EXERCISE DESCRIPTION. Extract all lines that hold "upward" from the records below.

────────────────────

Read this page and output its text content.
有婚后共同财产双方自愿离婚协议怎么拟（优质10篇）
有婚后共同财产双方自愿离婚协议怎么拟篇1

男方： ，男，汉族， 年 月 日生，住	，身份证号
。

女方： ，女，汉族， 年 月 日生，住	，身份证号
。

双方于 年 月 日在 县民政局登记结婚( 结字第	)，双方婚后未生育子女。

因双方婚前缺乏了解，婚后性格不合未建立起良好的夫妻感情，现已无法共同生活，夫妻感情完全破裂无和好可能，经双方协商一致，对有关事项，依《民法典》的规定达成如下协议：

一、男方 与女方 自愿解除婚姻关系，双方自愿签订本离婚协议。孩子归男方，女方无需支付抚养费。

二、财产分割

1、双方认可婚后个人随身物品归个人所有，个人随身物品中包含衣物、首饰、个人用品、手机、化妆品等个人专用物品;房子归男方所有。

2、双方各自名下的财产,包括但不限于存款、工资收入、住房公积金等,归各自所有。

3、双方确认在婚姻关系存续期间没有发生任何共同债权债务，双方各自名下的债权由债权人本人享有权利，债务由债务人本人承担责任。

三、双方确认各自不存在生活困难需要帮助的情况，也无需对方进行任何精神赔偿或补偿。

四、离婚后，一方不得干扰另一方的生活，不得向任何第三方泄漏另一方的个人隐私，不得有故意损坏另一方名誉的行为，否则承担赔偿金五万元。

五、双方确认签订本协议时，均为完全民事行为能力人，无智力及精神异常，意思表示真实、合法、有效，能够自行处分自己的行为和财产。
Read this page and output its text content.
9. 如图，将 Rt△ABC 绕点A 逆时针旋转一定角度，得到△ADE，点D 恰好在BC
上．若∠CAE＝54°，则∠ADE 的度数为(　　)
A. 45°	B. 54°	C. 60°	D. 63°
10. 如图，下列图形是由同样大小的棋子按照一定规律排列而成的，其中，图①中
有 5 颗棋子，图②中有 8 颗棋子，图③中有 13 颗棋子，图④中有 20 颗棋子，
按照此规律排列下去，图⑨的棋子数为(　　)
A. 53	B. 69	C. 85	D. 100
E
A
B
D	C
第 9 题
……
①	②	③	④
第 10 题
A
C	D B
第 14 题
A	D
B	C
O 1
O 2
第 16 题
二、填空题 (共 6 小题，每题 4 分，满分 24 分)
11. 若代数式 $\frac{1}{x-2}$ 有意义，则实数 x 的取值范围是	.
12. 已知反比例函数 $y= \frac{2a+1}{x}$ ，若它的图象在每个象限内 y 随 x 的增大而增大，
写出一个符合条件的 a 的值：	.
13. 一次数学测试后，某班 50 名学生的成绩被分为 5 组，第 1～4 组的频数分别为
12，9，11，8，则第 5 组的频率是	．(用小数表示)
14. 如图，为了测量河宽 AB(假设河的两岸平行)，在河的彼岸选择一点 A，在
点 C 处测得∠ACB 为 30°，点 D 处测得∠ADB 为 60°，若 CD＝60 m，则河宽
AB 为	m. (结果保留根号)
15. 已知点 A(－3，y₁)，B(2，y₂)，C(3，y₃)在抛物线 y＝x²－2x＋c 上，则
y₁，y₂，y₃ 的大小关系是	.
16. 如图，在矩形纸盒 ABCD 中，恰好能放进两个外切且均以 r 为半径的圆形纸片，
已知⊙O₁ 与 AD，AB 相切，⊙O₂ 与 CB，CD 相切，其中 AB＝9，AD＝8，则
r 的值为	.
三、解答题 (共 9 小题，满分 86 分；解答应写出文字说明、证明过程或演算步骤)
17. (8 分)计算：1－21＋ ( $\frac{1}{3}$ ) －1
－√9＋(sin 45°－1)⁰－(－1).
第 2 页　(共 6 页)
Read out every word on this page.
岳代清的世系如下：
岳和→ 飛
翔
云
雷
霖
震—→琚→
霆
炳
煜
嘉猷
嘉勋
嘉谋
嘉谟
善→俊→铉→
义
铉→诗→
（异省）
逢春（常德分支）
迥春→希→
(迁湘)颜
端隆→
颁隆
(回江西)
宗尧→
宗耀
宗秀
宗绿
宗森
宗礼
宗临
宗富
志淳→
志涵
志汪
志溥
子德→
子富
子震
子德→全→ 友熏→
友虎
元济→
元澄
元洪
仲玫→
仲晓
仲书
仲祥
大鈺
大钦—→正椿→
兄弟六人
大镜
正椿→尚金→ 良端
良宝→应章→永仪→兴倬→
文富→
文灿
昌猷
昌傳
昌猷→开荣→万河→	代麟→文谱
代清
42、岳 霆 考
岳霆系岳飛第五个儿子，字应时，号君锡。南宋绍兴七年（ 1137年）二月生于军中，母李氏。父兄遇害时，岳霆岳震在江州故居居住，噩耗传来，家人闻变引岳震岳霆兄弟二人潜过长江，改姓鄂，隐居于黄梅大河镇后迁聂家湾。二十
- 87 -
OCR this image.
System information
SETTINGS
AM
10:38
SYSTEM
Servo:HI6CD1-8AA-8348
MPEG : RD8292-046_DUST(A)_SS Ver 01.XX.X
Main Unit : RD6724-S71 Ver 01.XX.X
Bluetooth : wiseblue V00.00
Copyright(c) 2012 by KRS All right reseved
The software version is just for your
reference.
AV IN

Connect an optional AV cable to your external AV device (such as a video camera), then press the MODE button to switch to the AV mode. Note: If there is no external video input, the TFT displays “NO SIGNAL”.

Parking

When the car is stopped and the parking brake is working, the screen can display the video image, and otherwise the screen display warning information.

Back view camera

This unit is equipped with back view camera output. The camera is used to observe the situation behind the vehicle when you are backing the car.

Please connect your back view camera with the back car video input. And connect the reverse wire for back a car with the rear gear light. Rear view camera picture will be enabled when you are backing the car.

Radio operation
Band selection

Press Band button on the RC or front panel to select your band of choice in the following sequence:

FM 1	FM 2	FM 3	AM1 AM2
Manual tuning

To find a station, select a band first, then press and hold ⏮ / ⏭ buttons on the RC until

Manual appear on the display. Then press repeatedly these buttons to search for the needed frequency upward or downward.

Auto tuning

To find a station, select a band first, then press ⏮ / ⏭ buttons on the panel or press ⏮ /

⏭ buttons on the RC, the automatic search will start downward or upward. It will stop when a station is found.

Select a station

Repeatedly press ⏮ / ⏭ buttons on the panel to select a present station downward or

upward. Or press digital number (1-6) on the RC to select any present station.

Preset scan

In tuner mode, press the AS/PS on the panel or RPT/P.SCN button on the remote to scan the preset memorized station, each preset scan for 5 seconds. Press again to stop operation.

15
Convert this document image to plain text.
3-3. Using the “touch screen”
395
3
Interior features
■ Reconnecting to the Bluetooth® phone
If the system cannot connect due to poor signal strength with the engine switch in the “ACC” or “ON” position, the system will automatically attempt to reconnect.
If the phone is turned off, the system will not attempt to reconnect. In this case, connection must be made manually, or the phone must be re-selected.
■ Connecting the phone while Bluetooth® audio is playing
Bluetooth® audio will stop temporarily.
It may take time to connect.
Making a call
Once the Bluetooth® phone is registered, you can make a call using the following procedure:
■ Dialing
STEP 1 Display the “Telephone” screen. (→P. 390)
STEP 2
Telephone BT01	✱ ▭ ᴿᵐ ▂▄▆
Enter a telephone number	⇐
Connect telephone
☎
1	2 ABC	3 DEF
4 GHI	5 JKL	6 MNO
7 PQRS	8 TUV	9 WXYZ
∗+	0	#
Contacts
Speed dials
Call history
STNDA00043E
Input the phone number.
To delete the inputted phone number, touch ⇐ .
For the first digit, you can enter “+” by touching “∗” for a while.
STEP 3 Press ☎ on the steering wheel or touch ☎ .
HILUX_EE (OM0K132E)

────────────────────

RESPONSE BELOW.
Manual appear on the display. Then press repeatedly these buttons to search for the needed frequency upward or downward.
⏭ buttons on the RC, the automatic search will start downward or upward. It will stop when a station is found.
upward. Or press digital number (1-6) on the RC to select any present station.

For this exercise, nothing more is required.